School starting for another year is an exciting time. Buying school supplies, filling out forms and getting organized for another school year are all part of the process. You may also need to visit the pediatrician to find out if there are any back-to-school immunizations your child needs before the year begins.
Why do children need to get immunizations before starting school?
You might wonder why there might be a deadline on your child receiving certain vaccines by a specific date. This has to do with how the vaccines themselves work to protect your child from illness.
“Vaccines are a means to build up immunity to a particular disease before you come into contact with the bacteria or virus,” Megan Cranor, DO, a physician at Mercy Health – Lighthouse Way Family Medicine, shares. “Immunizations are an effective way to slow the spread of disease in the community with the goal of protecting those who are most vulnerable.”
However, student vaccine requirements are often state by state, so you may need to check with your state health department, local school district or individual school to find out what your child must have by the first day of school.
What vaccines should kids have before elementary school?
While some requirements for vaccines depend on your state, others are nationwide. No matter which state you live in, your child should have these vaccinations before starting school to avoid them contracting these preventable diseases:
- IPV vaccine: Four doses of this vaccine (starting at 2 months old) will guard the body from polio.
- DTaP vaccine: Five doses of this vaccine (starting at the age of 2 months) will protect your child from diphtheria, tetanus and whooping cough.
- Varicella vaccine: Two doses of this vaccine (starting at around 12 to 15 months old) will protect them against chickenpox.
- MMR vaccine: Two doses of the MMR vaccine (starting at around 12 to 15 months old) will protect your child from measles, mumps and rubella (German measles).
Depending on your state, your child may also be required to be vaccinated against other diseases like hepatitis A or B.
Anyone who is older than 6 months old should get the flu vaccine on a yearly basis. Be sure that everyone in your family has this vaccine ideally by the end of October. The flu can be especially dangerous for children who are younger than 5 years old.
What back-to-school immunizations should kids get before middle and high school?
Once your child is a teenager, they will need another round of vaccines. Below are a few that older children should have:
- DTaP vaccine: Another dose of this vaccine will help ensure lasting protection against diphtheria, tetanus and whooping cough.
- Hepatitis B vaccine: If your child didn’t receive this series of vaccines when they were younger, they should get it during adolescence.

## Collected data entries
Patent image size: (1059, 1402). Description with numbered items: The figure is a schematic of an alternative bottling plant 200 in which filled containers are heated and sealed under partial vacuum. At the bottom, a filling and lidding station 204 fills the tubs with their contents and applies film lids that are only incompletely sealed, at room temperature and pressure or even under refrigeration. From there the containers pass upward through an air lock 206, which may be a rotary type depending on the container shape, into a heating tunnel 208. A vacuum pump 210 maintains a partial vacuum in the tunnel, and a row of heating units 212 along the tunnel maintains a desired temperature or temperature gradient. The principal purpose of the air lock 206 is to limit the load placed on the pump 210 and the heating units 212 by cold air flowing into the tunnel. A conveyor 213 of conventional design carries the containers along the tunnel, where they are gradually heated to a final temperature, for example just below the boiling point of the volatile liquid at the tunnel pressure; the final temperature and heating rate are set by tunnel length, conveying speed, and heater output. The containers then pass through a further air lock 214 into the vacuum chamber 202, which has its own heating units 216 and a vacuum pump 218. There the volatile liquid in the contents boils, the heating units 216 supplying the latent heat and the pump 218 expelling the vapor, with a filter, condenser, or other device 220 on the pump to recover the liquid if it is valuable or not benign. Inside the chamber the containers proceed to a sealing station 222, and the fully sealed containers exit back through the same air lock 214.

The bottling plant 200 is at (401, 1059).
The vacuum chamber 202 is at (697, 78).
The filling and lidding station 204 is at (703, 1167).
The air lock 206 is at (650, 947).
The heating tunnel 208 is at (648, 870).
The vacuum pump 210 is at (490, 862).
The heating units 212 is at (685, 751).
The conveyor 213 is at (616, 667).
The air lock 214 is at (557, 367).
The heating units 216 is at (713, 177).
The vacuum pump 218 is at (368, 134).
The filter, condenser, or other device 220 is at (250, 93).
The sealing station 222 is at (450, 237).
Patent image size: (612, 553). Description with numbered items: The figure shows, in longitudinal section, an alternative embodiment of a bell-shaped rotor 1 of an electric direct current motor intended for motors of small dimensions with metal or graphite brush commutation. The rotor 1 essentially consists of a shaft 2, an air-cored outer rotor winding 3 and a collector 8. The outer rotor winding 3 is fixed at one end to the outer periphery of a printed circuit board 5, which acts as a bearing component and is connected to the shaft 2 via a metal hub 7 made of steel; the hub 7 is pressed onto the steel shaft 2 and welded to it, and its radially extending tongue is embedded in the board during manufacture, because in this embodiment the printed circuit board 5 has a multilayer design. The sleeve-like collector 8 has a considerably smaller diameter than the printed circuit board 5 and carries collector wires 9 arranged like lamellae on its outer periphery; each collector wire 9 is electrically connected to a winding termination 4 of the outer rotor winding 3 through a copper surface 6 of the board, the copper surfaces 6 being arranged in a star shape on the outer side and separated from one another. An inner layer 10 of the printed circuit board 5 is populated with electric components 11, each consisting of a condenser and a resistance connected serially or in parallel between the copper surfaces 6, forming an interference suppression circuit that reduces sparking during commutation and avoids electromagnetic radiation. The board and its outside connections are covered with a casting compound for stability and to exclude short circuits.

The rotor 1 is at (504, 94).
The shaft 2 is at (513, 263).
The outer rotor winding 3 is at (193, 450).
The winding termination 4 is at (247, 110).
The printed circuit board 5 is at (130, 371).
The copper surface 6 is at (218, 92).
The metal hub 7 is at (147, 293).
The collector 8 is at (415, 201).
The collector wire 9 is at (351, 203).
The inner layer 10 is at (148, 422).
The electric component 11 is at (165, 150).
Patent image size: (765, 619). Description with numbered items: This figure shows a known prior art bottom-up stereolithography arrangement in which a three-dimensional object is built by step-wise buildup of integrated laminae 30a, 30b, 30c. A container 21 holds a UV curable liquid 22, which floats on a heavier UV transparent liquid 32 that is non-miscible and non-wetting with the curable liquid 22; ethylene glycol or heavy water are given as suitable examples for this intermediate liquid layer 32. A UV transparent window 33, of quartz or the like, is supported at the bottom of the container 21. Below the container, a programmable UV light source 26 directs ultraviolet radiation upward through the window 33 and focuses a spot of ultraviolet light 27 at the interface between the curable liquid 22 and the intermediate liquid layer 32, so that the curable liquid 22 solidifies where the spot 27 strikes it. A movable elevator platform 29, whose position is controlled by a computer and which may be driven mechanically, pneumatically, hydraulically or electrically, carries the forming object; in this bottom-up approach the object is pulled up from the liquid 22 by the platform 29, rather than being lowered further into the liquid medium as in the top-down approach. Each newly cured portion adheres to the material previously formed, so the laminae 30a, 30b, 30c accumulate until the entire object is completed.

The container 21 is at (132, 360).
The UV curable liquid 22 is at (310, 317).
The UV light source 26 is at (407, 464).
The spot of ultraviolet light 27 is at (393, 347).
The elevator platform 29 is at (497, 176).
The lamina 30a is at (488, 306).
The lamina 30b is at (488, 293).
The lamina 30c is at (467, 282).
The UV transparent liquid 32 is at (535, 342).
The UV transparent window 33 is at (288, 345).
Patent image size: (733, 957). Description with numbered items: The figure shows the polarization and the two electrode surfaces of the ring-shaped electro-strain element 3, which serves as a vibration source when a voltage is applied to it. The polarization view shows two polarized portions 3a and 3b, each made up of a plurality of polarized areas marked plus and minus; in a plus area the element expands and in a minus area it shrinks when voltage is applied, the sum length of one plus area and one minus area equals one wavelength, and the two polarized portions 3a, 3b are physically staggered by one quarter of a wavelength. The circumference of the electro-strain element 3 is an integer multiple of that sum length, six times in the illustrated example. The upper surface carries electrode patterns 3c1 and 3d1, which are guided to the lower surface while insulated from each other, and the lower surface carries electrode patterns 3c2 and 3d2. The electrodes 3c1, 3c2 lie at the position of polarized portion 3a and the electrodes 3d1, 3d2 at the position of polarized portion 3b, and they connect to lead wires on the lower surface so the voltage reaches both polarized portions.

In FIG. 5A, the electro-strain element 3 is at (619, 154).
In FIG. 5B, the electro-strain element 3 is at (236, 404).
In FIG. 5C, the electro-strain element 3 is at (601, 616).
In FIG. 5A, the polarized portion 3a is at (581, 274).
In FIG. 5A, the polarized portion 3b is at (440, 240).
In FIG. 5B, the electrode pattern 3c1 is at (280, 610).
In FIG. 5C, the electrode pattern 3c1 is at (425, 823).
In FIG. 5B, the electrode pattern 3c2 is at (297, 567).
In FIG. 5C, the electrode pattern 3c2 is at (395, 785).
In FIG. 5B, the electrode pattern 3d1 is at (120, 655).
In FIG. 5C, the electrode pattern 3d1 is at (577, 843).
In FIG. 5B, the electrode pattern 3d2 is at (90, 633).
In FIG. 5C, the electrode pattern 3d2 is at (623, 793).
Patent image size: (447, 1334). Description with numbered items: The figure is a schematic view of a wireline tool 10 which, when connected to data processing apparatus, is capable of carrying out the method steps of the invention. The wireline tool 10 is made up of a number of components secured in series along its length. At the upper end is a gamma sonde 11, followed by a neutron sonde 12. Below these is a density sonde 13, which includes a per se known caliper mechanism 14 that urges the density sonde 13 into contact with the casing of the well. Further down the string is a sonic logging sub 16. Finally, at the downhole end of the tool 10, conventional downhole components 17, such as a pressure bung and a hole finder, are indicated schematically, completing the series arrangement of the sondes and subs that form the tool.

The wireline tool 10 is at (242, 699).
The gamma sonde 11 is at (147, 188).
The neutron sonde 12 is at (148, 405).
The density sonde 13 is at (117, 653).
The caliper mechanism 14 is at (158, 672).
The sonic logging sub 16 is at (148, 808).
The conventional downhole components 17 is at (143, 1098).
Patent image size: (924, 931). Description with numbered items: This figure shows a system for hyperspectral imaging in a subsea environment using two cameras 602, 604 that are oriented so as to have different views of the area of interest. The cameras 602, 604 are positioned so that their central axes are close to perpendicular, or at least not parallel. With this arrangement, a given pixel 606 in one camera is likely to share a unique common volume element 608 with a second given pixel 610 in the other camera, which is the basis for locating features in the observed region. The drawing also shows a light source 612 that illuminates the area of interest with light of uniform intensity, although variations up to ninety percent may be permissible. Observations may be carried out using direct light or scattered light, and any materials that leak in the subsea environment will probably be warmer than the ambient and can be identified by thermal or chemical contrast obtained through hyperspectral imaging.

## TASKS AND EXERCISES
A. Translate this sentence from the article on back-to-school vaccines into Spanish: "The flu can be especially dangerous for children who are younger than 5 years old."
B. Pick up the article on back-to-school vaccines where it stops and keep writing.
The records have nothing to do with this work.

## ANSWERS PER TASK
A. La gripe puede ser especialmente peligrosa para los niños menores de 5 años.

B.
- Meningococcal conjugate vaccine: Your child should receive a dose of this vaccine to protect against this serious disease when they’re 11 or 12 years old. A second shot during their teen years can provide continued protection.
- HPV vaccine: This vaccine can protect your child from the numerous types of cancer-causing human papilloma viruses.
- Other “catch-up” vaccines: These vaccines are also available if your child didn’t get the varicella, MMR or polio vaccine when they were younger.
Is my child required to get the COVID-19 vaccine?
As of the summer of 2022, the Moderna and Pfizer COVID-19 vaccines are available for adults and children ages 6 months and older. The dose and recommendations for future booster shots depends on the age of your child. Again, be sure to reach out to your pediatrician if you have any questions about your child and the COVID-19 vaccine as well as any of the other vaccines listed above.
Are these vaccines safe?
While it’s possible to have an allergic reaction to a vaccine, they are safe and effective. Vaccines are used to prevent easily transmitted diseases and avoid complications from these illnesses.
“Vaccines are evidence-based, and a lot of research has gone into them so that they are safe and effective,” Dr. Cranor adds. “The more people that can be vaccinated for these communicable diseases, the safer we all can be, the safer that our children can be, the safer that our immunocompromised family members can be.”
Vaccine requirements vary state by state, while your child’s school may require additional vaccinations and will ask you to provide immunization records to keep on file. Your pediatrician may also have suggestions based on your child’s individual needs.
With so many vaccines out there, it can be hard to keep track of which ones your child has already received. So, if at any time you need to check your child’s vaccine records, reach out to your pediatrician, their school or your state’s health department.